**EXERCISE**
The response must contain each line of the material that holds "title".

**SOURCE DATA**
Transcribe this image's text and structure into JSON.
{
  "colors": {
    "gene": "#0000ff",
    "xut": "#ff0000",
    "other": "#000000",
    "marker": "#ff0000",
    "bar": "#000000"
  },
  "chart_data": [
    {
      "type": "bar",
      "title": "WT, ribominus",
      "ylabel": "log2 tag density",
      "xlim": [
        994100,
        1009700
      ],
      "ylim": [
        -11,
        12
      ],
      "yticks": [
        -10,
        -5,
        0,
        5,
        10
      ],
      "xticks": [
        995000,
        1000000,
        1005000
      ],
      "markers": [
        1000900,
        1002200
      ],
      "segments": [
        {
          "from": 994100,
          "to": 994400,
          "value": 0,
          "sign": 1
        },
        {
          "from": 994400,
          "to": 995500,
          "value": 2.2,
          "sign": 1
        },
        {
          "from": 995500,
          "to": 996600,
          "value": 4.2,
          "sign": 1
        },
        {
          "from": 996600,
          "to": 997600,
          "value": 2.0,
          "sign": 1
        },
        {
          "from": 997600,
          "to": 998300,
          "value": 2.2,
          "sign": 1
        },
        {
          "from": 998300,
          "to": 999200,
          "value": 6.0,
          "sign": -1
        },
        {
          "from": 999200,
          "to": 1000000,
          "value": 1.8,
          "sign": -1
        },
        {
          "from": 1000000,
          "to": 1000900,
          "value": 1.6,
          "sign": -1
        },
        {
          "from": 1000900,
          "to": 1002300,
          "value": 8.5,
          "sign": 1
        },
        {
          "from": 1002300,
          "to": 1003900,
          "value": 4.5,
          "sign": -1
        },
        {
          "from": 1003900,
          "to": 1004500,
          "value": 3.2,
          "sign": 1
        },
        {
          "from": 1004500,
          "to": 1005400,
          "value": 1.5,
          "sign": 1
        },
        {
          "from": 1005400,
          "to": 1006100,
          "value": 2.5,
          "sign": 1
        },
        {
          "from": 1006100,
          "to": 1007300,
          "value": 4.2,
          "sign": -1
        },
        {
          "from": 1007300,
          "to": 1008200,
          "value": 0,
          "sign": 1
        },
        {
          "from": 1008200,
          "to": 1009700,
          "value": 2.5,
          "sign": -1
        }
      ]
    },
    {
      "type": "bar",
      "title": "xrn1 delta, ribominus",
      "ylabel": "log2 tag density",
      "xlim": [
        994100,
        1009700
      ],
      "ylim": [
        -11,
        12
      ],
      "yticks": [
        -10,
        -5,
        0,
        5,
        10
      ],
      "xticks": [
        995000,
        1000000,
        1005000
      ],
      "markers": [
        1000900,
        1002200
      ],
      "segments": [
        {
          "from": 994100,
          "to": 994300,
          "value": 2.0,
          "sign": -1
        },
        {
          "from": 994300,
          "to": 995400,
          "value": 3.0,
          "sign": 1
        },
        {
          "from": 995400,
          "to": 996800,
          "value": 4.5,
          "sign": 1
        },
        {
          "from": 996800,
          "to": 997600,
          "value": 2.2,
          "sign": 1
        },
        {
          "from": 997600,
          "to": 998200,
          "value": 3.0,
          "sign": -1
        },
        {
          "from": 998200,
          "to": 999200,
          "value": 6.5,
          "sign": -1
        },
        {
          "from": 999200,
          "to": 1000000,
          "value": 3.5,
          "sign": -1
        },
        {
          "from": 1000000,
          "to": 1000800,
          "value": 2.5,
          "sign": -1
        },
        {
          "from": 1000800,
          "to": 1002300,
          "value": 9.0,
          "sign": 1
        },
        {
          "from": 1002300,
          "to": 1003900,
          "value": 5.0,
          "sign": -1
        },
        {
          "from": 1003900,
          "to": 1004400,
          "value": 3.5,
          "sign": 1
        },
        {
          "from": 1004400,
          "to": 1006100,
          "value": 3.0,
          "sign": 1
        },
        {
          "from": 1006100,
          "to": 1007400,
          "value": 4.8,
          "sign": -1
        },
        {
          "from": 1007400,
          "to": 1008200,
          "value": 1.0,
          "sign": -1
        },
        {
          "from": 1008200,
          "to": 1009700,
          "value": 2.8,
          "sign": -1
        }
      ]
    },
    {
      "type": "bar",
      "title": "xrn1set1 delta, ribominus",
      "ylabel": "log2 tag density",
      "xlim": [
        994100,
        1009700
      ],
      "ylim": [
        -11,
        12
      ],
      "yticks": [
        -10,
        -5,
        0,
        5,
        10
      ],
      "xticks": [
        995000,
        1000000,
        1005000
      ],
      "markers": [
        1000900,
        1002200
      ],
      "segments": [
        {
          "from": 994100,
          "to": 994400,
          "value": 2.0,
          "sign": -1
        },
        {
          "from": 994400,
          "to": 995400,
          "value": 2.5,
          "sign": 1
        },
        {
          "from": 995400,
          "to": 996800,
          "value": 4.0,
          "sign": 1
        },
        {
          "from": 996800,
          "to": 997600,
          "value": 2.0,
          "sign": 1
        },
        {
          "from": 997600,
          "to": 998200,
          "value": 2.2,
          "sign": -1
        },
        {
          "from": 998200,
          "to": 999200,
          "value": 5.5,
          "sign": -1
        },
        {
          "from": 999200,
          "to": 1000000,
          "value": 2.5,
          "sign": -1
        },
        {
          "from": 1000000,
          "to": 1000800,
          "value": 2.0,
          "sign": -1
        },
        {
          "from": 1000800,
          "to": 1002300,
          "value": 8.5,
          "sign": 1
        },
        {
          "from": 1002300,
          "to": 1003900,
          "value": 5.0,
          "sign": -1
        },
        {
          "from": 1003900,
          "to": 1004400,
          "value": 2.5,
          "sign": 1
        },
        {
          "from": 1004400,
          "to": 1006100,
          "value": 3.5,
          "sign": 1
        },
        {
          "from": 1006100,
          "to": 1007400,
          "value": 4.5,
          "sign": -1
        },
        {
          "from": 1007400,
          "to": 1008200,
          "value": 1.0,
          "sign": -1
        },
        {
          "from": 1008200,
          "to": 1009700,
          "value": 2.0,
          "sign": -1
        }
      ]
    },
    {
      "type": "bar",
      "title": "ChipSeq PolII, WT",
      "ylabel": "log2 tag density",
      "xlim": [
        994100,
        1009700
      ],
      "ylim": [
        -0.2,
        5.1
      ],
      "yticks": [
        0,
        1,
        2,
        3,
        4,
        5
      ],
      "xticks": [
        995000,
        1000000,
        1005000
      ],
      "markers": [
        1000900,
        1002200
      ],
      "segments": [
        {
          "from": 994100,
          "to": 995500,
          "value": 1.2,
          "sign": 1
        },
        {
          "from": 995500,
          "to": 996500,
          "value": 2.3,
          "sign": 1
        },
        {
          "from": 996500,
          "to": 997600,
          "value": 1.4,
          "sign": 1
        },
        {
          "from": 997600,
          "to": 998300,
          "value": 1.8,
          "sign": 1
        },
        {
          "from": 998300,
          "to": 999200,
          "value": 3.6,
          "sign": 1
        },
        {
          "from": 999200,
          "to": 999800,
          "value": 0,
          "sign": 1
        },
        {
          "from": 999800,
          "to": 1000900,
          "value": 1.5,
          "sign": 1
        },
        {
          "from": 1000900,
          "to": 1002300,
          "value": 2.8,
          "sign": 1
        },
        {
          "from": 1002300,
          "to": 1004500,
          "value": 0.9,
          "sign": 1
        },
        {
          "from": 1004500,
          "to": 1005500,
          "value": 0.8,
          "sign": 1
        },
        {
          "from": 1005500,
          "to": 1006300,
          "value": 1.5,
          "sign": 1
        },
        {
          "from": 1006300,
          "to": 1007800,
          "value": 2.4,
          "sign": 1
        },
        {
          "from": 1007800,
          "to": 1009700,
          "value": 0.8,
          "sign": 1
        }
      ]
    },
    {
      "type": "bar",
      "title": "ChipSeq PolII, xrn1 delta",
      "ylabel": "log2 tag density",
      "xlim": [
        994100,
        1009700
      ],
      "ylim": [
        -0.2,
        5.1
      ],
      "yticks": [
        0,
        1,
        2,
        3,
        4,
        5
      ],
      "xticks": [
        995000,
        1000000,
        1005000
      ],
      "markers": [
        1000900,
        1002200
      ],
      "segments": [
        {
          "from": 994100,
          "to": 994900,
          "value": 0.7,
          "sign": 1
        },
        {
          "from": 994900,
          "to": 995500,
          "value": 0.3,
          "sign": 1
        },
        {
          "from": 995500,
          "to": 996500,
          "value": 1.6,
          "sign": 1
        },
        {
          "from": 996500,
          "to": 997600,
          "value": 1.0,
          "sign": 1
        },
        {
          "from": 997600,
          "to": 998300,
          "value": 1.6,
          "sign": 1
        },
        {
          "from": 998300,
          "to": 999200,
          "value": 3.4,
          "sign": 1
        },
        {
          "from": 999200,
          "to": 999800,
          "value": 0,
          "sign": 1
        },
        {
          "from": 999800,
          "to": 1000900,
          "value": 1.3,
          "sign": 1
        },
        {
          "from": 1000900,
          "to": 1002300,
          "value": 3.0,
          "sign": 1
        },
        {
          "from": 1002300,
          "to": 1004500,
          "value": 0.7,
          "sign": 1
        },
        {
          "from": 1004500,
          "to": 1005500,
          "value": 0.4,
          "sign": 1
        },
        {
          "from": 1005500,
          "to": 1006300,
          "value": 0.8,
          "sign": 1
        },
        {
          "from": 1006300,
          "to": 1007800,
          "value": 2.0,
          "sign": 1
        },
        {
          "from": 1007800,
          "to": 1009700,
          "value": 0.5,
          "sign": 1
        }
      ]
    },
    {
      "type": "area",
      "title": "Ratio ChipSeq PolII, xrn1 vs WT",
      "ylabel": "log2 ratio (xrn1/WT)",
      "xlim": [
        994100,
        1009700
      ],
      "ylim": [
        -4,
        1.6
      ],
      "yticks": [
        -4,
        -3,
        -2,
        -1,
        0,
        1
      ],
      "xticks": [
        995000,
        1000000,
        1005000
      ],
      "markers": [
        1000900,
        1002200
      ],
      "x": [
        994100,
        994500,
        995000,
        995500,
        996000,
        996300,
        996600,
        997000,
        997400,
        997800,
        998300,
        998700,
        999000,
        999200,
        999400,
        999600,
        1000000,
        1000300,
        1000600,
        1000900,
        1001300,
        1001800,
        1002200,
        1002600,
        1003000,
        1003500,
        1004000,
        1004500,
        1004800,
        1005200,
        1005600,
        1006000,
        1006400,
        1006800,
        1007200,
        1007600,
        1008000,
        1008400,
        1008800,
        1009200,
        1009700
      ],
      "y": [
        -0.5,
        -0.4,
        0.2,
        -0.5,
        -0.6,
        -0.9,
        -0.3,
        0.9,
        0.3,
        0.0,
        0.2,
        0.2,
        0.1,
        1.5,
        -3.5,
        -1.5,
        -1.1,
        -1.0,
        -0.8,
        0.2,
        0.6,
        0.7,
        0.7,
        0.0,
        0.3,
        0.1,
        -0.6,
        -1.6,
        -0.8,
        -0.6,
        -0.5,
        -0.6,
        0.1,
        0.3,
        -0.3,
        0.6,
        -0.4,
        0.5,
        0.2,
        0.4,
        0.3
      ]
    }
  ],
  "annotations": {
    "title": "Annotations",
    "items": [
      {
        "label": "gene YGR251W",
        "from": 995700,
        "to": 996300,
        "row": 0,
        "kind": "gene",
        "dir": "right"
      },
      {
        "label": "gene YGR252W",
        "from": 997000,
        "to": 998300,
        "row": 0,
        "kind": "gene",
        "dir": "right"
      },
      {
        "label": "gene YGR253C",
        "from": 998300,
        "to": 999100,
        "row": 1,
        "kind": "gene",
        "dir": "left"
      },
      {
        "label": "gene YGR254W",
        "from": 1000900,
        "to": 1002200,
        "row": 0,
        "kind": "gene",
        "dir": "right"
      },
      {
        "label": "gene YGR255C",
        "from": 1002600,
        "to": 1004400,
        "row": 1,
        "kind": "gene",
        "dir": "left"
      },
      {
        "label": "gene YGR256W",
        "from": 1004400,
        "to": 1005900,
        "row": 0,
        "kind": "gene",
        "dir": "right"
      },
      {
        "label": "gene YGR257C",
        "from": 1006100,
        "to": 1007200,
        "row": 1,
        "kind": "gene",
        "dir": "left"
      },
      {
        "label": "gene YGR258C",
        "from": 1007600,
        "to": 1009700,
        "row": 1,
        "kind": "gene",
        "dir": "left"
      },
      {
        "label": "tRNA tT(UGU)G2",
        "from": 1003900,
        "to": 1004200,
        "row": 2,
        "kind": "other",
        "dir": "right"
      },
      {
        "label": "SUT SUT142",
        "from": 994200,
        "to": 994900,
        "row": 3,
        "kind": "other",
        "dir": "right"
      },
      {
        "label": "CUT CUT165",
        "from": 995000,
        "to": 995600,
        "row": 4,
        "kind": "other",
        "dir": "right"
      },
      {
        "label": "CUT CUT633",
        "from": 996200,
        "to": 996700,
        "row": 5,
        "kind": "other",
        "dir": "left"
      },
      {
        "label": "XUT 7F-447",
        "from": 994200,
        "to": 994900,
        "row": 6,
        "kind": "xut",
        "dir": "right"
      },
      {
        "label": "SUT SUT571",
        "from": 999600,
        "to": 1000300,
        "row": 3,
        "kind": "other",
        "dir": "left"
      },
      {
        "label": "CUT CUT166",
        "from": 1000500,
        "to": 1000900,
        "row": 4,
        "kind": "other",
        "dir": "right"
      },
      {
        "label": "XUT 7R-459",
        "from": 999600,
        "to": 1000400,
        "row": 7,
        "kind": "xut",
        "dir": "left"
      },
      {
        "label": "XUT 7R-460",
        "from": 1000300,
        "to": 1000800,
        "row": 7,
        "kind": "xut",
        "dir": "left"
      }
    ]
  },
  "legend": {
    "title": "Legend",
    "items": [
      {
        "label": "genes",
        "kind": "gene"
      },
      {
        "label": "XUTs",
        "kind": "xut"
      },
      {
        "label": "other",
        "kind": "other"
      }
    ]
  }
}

**FINISHED EXERCISE**
      "title": "WT, ribominus",
      "title": "xrn1 delta, ribominus",
      "title": "xrn1set1 delta, ribominus",
      "title": "ChipSeq PolII, WT",
      "title": "ChipSeq PolII, xrn1 delta",
      "title": "Ratio ChipSeq PolII, xrn1 vs WT",
    "title": "Annotations",
    "title": "Legend",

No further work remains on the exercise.